### Problem
Below is a block of records. Copy every line in it that contains the word "SERVICIO".

■ ■ ■ ■ ■

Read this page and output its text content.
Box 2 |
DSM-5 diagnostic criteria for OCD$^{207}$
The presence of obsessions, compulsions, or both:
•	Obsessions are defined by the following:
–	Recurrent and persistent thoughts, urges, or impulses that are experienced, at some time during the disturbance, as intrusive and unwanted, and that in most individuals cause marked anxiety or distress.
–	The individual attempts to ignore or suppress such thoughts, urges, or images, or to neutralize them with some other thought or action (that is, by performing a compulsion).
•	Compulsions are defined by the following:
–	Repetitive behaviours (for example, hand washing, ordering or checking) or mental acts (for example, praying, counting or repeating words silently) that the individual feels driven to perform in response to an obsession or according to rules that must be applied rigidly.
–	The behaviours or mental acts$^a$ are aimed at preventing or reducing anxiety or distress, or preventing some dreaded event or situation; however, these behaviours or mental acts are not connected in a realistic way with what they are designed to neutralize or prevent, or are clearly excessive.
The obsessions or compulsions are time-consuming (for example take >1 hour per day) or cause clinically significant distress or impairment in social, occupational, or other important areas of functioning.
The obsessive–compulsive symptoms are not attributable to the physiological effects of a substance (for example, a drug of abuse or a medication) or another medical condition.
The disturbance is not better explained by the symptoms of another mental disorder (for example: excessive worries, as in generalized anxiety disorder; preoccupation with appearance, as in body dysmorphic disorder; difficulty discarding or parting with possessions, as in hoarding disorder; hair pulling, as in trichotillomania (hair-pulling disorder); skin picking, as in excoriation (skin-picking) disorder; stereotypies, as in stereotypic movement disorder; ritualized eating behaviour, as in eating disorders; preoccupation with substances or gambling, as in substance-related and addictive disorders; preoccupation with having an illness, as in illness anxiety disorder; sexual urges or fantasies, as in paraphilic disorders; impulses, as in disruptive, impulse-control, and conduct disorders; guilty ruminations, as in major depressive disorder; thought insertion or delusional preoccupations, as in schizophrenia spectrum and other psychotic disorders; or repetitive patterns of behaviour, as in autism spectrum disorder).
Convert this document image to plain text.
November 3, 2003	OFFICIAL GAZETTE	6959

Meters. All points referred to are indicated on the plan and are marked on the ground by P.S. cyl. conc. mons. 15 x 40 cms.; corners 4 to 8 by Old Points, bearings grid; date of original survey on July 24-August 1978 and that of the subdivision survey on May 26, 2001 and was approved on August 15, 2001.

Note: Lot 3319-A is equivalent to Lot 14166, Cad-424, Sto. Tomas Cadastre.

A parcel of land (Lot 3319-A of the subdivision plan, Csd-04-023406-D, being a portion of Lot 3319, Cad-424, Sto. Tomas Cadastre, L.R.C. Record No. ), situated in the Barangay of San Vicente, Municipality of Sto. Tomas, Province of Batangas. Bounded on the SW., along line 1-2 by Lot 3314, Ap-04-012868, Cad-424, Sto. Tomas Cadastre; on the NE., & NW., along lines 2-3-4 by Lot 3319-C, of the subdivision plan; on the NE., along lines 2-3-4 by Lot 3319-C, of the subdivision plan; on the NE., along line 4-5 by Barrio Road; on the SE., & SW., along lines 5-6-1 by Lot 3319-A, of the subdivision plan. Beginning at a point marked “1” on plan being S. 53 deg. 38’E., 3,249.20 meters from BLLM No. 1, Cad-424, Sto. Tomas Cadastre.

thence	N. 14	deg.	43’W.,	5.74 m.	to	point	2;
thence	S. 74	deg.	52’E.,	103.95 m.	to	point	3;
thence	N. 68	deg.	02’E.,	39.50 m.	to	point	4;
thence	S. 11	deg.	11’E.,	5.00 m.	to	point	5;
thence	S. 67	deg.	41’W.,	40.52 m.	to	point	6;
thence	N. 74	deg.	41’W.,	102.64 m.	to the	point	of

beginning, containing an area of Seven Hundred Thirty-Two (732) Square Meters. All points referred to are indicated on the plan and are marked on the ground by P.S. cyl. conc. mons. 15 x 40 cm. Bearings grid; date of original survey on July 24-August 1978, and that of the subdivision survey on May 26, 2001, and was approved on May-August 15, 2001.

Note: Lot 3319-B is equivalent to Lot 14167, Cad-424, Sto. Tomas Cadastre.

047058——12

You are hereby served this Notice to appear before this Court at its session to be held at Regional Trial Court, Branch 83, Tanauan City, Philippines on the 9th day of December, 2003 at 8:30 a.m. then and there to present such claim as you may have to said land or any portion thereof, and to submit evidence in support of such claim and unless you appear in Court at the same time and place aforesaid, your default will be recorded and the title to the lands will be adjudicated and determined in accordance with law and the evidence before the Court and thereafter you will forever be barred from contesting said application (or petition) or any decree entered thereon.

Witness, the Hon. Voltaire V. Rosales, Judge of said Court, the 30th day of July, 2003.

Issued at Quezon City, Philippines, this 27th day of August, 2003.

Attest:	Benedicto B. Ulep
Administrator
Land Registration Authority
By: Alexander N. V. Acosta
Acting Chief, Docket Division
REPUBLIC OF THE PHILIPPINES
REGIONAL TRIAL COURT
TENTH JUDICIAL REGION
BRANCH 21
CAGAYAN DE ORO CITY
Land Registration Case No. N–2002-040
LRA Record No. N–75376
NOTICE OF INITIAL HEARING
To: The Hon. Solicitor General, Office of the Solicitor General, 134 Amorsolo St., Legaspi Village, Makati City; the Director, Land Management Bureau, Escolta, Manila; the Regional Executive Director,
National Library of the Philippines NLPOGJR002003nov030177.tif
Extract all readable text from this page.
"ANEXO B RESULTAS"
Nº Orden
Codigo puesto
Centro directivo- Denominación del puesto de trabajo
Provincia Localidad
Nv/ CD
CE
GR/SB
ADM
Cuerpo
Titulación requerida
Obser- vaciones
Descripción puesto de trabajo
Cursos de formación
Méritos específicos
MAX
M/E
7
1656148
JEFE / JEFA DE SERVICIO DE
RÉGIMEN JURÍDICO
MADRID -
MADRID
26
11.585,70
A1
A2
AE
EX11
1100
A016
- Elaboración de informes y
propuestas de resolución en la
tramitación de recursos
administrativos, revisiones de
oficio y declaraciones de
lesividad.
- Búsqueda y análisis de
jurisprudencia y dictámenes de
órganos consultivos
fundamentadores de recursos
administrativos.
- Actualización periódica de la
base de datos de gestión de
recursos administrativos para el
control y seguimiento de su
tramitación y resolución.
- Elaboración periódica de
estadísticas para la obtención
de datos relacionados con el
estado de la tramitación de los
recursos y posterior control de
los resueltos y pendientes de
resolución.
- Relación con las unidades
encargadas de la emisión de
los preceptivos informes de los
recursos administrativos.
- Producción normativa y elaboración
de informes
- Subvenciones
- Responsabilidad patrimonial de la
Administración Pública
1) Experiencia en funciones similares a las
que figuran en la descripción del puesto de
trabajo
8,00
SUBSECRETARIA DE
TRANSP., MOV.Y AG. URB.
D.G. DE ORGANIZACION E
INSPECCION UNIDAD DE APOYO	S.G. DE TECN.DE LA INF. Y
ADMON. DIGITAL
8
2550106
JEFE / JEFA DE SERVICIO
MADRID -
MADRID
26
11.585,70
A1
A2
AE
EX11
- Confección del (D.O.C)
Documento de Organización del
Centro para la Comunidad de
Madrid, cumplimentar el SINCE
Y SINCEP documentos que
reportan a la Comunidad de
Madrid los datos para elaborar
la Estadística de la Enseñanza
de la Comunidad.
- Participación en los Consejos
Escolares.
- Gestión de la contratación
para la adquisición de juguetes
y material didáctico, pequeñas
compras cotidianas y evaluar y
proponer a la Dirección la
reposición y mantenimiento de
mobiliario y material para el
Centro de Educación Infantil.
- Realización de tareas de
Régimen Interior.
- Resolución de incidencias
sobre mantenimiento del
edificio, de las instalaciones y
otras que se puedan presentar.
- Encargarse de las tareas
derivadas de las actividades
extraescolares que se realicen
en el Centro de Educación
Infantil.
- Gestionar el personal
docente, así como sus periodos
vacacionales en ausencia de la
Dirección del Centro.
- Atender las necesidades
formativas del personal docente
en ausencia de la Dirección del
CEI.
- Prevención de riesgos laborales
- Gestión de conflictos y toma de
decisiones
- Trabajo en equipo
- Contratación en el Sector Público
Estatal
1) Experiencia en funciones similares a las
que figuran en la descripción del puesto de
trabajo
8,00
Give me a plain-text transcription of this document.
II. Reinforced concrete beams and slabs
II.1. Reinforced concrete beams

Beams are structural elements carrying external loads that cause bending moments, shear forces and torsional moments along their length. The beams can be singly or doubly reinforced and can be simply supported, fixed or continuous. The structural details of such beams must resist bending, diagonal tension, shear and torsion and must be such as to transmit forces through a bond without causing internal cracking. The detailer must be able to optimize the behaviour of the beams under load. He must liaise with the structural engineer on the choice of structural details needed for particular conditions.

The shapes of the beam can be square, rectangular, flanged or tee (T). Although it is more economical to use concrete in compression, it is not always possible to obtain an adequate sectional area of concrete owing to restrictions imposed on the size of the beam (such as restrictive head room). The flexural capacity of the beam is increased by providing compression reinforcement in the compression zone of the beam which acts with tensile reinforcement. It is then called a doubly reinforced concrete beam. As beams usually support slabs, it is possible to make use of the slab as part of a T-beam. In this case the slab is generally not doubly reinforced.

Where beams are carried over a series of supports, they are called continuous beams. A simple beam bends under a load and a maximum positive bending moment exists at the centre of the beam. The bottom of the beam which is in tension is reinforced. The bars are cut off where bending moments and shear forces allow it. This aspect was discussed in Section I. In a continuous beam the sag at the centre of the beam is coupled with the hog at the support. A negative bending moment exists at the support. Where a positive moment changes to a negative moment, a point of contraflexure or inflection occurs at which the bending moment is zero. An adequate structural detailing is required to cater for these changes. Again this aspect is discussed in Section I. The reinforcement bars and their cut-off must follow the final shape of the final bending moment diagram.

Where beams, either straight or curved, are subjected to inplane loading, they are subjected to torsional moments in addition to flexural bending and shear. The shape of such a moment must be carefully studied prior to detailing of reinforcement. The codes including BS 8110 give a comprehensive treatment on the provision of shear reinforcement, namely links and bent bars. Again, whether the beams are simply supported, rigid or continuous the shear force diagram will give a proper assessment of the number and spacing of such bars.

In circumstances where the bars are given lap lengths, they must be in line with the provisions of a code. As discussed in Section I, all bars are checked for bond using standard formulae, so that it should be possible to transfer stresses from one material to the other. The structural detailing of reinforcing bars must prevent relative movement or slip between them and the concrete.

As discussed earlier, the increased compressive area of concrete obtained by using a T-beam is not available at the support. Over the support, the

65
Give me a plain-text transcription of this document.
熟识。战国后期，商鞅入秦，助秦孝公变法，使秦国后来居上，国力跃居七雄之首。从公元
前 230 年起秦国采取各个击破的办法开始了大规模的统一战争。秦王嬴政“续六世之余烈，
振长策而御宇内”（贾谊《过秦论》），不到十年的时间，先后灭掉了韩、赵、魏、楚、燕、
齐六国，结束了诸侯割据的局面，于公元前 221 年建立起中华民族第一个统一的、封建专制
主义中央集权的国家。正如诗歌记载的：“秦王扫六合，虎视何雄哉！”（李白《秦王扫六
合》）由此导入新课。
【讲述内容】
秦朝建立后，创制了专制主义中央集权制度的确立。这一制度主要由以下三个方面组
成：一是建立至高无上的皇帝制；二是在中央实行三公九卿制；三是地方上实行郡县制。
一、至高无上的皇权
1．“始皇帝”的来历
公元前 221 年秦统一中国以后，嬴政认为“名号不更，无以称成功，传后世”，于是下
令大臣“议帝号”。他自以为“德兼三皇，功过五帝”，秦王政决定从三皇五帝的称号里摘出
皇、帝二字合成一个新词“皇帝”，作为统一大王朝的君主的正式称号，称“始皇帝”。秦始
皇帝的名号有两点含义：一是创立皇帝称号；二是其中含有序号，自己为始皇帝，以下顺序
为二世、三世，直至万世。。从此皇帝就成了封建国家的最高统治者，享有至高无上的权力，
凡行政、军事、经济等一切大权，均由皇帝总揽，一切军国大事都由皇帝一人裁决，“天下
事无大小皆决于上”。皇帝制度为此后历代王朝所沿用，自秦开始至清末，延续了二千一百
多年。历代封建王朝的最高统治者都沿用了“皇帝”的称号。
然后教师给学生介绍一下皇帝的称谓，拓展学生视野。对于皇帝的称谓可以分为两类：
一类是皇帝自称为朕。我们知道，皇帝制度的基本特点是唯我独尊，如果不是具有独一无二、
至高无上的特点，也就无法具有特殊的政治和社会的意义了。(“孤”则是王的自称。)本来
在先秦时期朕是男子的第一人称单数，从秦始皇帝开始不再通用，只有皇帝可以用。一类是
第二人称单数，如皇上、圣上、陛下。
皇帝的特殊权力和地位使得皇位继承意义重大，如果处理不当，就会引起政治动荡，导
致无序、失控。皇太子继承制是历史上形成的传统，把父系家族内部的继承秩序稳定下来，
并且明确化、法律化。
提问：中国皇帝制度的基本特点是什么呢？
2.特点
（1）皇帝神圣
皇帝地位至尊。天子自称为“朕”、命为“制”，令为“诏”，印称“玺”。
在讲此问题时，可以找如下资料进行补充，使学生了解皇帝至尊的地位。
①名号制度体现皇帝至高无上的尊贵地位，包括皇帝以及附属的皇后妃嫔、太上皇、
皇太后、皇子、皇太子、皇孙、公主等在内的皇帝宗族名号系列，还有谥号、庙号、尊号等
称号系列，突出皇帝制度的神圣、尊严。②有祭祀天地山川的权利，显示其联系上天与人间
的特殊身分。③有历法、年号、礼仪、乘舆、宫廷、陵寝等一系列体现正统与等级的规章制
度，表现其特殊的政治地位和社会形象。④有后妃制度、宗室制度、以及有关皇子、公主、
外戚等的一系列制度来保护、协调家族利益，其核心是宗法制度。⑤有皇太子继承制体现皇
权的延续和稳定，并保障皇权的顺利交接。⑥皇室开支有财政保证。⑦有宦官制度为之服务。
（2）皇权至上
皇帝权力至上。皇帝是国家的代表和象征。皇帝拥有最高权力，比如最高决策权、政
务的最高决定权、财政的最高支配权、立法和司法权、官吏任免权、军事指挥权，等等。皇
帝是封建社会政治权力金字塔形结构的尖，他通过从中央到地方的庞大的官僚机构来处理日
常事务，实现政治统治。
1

■ ■ ■ ■ ■

### Final result
JEFE / JEFA DE SERVICIO DE
JEFE / JEFA DE SERVICIO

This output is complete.